- Given problem -
Search the listing below for the string "then" and copy every line where it occurs.

[start]

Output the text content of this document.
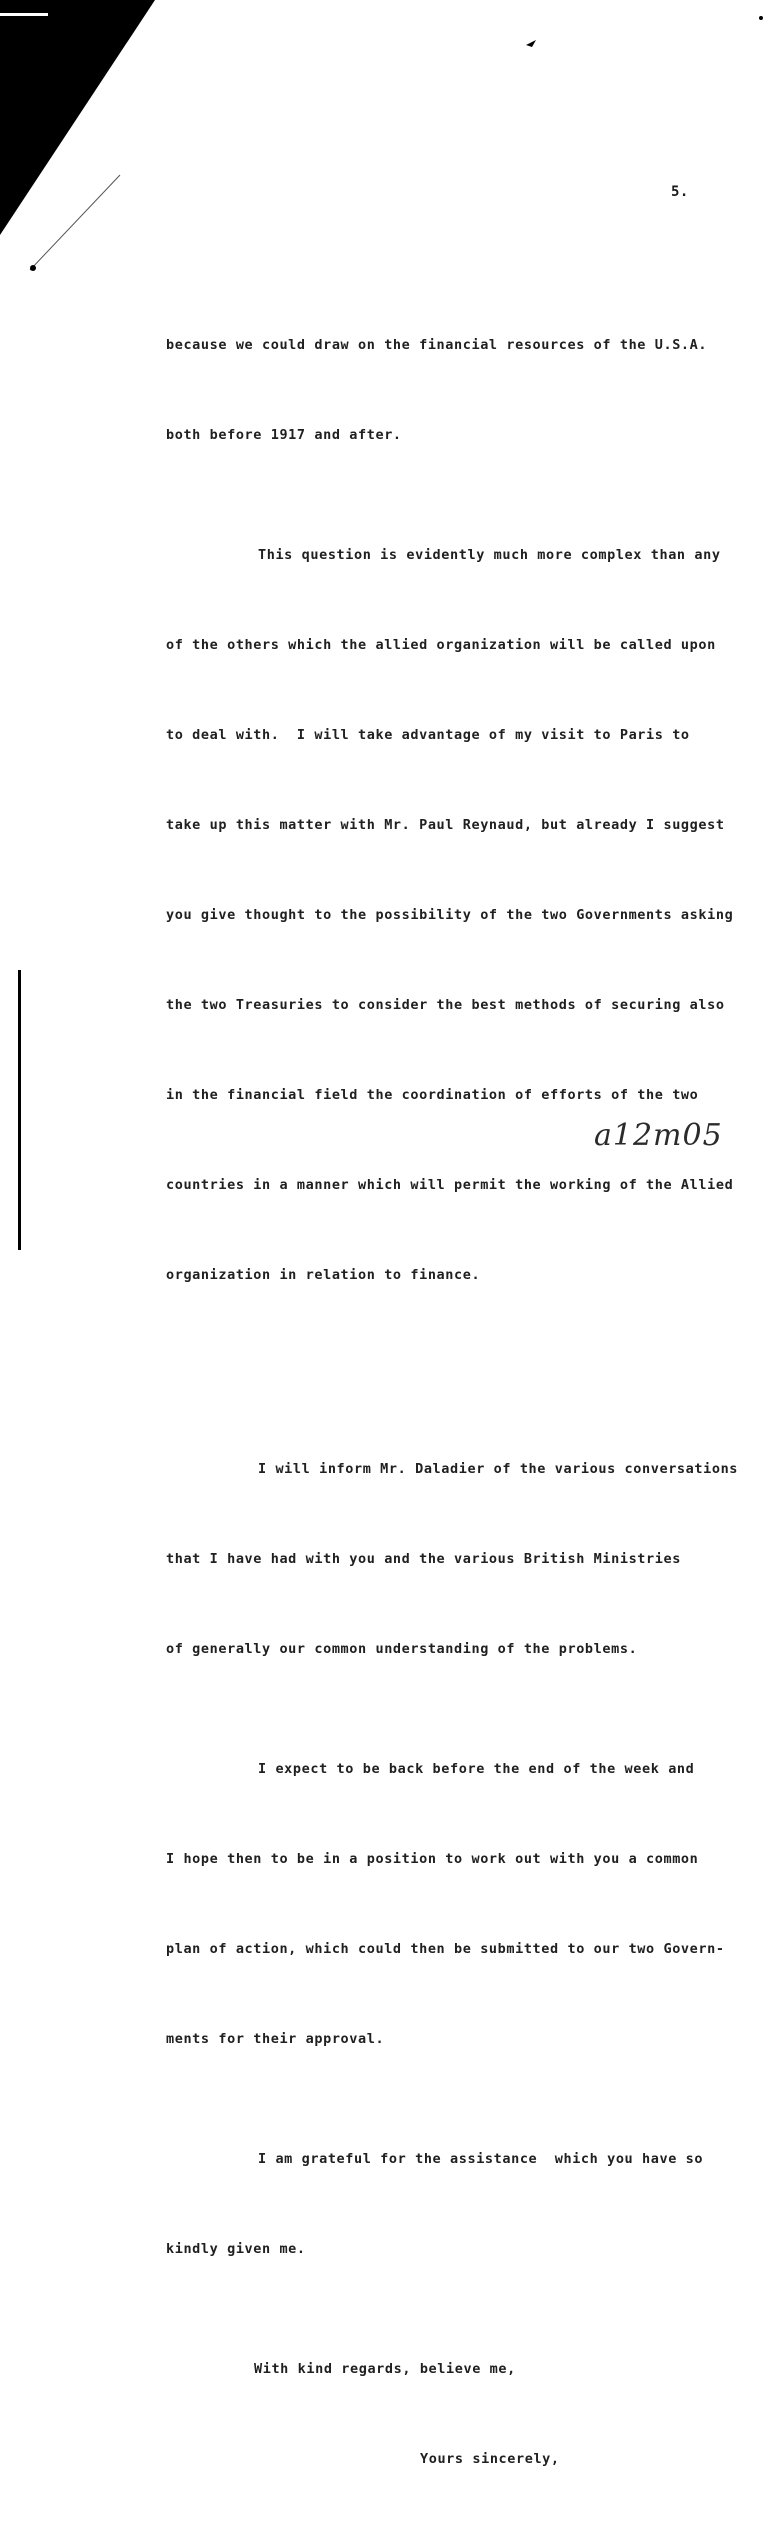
5.

because we could draw on the financial resources of the U.S.A.

both before 1917 and after.

This question is evidently much more complex than any

of the others which the allied organization will be called upon

to deal with.  I will take advantage of my visit to Paris to

take up this matter with Mr. Paul Reynaud, but already I suggest

you give thought to the possibility of the two Governments asking

the two Treasuries to consider the best methods of securing also

in the financial field the coordination of efforts of the two

countries in a manner which will permit the working of the Allied

organization in relation to finance.

I will inform Mr. Daladier of the various conversations

that I have had with you and the various British Ministries

of generally our common understanding of the problems.

I expect to be back before the end of the week and

I hope then to be in a position to work out with you a common

plan of action, which could then be submitted to our two Govern-

ments for their approval.

I am grateful for the assistance  which you have so

kindly given me.

With kind regards, believe me,

Yours sincerely,

a12m05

[end]

- Reply -
I hope then to be in a position to work out with you a common
plan of action, which could then be submitted to our two Govern-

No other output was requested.